Dataset excerpts

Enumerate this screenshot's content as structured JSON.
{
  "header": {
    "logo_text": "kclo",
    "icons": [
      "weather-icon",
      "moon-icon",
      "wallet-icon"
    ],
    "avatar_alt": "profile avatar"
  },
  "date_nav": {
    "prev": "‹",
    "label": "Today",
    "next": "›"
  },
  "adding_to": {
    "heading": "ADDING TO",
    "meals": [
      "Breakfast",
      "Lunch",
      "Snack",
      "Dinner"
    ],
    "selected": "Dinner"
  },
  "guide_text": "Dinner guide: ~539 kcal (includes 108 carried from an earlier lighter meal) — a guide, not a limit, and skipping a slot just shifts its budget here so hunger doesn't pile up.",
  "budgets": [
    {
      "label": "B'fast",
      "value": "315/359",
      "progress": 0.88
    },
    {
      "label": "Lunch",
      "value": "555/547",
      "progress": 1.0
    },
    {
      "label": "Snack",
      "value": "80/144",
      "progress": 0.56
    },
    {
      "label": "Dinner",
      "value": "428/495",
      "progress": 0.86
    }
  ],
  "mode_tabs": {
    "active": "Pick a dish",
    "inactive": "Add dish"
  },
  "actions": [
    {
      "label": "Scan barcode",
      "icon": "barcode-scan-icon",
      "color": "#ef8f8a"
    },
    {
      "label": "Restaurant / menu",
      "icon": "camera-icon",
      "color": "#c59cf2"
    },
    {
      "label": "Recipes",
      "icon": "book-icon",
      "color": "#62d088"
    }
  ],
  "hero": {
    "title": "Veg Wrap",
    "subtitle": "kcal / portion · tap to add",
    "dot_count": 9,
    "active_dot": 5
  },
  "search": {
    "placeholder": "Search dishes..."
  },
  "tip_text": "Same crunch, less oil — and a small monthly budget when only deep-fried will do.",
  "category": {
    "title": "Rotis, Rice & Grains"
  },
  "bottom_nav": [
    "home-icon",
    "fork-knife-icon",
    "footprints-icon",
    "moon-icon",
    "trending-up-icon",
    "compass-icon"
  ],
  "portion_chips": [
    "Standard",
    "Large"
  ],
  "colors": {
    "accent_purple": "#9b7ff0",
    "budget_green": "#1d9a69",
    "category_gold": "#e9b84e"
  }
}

● **Instructions for the task**: Repeat every line of the data, exactly and in full.

● **Written response**:
Enumerate this screenshot's content as structured JSON.
{
  "header": {
    "logo_text": "kclo",
    "icons": [
      "weather-icon",
      "moon-icon",
      "wallet-icon"
    ],
    "avatar_alt": "profile avatar"
  },
  "date_nav": {
    "prev": "‹",
    "label": "Today",
    "next": "›"
  },
  "adding_to": {
    "heading": "ADDING TO",
    "meals": [
      "Breakfast",
      "Lunch",
      "Snack",
      "Dinner"
    ],
    "selected": "Dinner"
  },
  "guide_text": "Dinner guide: ~539 kcal (includes 108 carried from an earlier lighter meal) — a guide, not a limit, and skipping a slot just shifts its budget here so hunger doesn't pile up.",
  "budgets": [
    {
      "label": "B'fast",
      "value": "315/359",
      "progress": 0.88
    },
    {
      "label": "Lunch",
      "value": "555/547",
      "progress": 1.0
    },
    {
      "label": "Snack",
      "value": "80/144",
      "progress": 0.56
    },
    {
      "label": "Dinner",
      "value": "428/495",
      "progress": 0.86
    }
  ],
  "mode_tabs": {
    "active": "Pick a dish",
    "inactive": "Add dish"
  },
  "actions": [
    {
      "label": "Scan barcode",
      "icon": "barcode-scan-icon",
      "color": "#ef8f8a"
    },
    {
      "label": "Restaurant / menu",
      "icon": "camera-icon",
      "color": "#c59cf2"
    },
    {
      "label": "Recipes",
      "icon": "book-icon",
      "color": "#62d088"
    }
  ],
  "hero": {
    "title": "Veg Wrap",
    "subtitle": "kcal / portion · tap to add",
    "dot_count": 9,
    "active_dot": 5
  },
  "search": {
    "placeholder": "Search dishes..."
  },
  "tip_text": "Same crunch, less oil — and a small monthly budget when only deep-fried will do.",
  "category": {
    "title": "Rotis, Rice & Grains"
  },
  "bottom_nav": [
    "home-icon",
    "fork-knife-icon",
    "footprints-icon",
    "moon-icon",
    "trending-up-icon",
    "compass-icon"
  ],
  "portion_chips": [
    "Standard",
    "Large"
  ],
  "colors": {
    "accent_purple": "#9b7ff0",
    "budget_green": "#1d9a69",
    "category_gold": "#e9b84e"
  }
}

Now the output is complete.